- THE REQUEST
Gather, from the data below, each line in which the word "till" occurs.

- Dataset excerpt
********
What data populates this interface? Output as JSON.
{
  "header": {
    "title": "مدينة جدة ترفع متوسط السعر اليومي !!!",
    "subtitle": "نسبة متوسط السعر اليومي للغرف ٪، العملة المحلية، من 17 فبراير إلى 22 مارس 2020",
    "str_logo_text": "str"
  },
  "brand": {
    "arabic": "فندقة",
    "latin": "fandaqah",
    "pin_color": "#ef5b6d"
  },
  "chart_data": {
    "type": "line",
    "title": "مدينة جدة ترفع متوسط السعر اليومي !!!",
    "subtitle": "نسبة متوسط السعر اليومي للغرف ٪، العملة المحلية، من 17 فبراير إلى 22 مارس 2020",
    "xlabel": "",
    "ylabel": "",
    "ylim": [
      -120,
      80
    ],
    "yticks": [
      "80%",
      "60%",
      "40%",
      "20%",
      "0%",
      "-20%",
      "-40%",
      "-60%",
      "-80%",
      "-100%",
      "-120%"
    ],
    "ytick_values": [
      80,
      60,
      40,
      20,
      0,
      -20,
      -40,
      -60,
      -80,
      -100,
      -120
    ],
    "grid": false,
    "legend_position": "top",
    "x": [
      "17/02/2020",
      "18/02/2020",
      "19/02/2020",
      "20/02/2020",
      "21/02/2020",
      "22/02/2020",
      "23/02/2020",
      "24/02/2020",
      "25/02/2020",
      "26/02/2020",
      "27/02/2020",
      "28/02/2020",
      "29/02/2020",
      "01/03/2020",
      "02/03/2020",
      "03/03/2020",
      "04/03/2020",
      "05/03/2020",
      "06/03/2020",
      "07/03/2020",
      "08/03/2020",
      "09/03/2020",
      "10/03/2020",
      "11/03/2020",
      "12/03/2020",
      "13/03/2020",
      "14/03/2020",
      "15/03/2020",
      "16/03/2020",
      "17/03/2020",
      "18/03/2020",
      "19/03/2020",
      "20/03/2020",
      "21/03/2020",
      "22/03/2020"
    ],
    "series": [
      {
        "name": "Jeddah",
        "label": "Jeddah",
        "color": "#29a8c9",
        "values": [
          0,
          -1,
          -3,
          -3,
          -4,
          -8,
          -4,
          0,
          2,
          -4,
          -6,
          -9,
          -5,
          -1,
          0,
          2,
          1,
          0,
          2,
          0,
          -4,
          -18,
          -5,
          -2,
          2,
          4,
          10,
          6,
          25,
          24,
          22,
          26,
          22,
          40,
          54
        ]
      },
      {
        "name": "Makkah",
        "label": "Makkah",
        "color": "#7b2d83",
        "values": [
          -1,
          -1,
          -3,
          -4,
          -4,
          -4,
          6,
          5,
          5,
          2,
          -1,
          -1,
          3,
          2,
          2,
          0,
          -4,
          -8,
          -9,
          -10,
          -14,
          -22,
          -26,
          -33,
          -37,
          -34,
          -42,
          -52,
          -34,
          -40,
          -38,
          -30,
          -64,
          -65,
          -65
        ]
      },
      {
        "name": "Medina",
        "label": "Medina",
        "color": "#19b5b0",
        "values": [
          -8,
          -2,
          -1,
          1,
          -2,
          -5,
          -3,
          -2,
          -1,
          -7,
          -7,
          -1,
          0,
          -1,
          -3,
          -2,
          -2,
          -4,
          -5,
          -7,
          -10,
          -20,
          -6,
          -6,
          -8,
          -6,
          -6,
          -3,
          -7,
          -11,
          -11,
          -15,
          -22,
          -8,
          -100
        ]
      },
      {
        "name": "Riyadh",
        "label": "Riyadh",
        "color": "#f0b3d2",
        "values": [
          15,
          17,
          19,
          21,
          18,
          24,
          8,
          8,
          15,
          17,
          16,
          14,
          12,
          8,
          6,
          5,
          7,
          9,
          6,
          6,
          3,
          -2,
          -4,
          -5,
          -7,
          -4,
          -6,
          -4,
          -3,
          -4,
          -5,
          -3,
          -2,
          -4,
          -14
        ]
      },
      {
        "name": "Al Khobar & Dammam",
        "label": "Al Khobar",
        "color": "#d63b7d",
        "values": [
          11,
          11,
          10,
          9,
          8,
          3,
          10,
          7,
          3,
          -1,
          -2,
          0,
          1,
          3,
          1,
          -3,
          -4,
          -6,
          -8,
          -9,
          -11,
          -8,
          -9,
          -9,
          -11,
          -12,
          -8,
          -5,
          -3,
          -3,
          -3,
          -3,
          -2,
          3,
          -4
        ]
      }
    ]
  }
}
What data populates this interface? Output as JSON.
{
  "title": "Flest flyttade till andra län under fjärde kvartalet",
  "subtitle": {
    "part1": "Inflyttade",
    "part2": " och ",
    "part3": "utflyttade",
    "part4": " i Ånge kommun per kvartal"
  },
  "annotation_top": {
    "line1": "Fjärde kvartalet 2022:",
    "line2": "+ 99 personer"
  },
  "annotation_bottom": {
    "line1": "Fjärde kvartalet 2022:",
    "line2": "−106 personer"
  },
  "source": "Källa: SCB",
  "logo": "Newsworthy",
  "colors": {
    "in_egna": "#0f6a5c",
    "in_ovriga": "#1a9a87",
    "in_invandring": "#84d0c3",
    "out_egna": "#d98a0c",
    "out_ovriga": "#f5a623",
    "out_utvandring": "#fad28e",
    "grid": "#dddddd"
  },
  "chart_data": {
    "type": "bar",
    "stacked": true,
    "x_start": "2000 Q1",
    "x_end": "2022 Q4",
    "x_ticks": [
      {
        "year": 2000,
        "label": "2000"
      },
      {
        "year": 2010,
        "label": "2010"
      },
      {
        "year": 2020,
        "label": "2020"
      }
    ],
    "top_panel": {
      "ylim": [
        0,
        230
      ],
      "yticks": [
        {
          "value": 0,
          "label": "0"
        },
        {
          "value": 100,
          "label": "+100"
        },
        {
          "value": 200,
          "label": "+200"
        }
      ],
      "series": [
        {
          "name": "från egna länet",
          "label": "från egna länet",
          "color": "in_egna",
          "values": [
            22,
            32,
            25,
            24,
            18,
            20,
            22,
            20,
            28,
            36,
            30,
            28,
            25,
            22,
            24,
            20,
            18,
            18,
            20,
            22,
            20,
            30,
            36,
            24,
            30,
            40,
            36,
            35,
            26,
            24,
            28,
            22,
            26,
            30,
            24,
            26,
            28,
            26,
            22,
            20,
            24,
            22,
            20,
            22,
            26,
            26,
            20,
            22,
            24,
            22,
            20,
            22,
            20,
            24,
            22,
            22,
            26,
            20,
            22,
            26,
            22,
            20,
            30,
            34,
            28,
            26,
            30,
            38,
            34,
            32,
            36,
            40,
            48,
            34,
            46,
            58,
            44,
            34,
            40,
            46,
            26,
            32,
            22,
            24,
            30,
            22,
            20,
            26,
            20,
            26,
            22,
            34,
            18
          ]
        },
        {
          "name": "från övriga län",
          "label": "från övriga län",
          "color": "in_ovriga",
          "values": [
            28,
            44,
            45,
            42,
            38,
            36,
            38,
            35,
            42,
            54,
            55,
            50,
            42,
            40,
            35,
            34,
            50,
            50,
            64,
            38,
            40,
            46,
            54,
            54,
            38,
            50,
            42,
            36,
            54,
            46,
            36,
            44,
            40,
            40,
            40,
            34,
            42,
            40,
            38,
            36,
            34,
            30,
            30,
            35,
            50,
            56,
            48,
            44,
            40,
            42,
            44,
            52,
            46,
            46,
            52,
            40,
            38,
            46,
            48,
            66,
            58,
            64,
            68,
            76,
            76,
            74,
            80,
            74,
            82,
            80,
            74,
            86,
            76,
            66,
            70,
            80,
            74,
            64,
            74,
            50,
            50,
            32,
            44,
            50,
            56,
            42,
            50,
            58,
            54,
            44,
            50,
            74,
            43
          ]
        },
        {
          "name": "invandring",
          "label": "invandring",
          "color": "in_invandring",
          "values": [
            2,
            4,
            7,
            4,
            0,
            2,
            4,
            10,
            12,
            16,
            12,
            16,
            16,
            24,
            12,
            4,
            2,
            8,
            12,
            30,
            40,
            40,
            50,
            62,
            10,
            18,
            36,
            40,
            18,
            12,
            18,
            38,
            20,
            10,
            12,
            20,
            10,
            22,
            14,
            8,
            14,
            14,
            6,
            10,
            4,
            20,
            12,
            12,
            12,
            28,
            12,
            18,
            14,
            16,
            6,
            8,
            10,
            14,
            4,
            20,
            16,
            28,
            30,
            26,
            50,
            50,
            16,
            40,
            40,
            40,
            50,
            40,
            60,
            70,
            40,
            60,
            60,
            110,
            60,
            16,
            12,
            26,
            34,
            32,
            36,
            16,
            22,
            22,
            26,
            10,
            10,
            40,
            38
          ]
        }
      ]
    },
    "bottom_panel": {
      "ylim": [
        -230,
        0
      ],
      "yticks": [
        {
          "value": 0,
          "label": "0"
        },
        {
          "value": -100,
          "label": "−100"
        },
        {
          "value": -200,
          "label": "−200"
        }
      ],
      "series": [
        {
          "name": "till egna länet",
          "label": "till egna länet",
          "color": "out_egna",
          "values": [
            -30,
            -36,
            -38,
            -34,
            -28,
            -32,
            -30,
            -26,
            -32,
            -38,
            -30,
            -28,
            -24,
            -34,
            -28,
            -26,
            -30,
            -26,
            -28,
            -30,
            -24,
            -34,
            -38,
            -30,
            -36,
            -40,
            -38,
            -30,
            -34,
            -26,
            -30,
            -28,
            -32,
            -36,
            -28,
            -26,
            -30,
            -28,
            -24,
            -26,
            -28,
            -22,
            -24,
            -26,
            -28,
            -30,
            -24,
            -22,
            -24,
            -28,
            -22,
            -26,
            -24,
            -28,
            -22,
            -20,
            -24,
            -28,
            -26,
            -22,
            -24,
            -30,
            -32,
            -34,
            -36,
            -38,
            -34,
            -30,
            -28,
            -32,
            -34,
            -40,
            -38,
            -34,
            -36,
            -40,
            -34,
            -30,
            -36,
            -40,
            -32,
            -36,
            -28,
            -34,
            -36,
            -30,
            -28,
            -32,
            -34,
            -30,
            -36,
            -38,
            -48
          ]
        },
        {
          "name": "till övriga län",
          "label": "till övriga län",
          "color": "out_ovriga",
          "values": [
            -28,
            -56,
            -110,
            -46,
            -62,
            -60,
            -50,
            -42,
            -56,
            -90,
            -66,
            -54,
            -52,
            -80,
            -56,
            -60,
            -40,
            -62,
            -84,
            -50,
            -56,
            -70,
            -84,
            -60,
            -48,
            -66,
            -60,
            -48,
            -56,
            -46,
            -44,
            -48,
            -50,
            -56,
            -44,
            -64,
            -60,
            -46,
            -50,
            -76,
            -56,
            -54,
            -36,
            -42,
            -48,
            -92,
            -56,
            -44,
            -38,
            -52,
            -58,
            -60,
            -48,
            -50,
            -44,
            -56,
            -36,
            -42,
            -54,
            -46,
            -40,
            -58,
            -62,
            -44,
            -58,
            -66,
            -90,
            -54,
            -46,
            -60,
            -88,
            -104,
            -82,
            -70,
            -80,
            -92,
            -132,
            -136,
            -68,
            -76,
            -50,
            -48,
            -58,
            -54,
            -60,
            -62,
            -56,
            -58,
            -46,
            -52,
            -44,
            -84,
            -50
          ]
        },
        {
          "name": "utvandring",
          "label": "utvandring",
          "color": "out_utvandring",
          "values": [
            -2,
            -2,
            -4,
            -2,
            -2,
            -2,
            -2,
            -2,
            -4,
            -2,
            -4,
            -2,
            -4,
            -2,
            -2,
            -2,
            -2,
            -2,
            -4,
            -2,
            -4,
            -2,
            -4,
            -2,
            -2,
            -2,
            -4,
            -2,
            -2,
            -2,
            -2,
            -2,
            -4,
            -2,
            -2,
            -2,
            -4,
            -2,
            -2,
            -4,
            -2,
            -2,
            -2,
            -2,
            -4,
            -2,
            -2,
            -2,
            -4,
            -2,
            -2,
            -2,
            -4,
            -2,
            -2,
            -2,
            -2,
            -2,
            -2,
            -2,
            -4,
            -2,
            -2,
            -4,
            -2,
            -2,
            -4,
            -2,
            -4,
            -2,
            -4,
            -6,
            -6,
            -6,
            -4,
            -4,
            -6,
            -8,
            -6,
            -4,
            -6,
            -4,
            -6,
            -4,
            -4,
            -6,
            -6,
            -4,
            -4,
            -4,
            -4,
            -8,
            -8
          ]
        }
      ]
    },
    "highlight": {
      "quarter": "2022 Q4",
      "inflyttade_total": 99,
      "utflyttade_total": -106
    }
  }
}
********
- PROBLEM SOLUTION
  "title": "Flest flyttade till andra län under fjärde kvartalet",
          "name": "till egna länet",
          "label": "till egna länet",
          "name": "till övriga län",
          "label": "till övriga län",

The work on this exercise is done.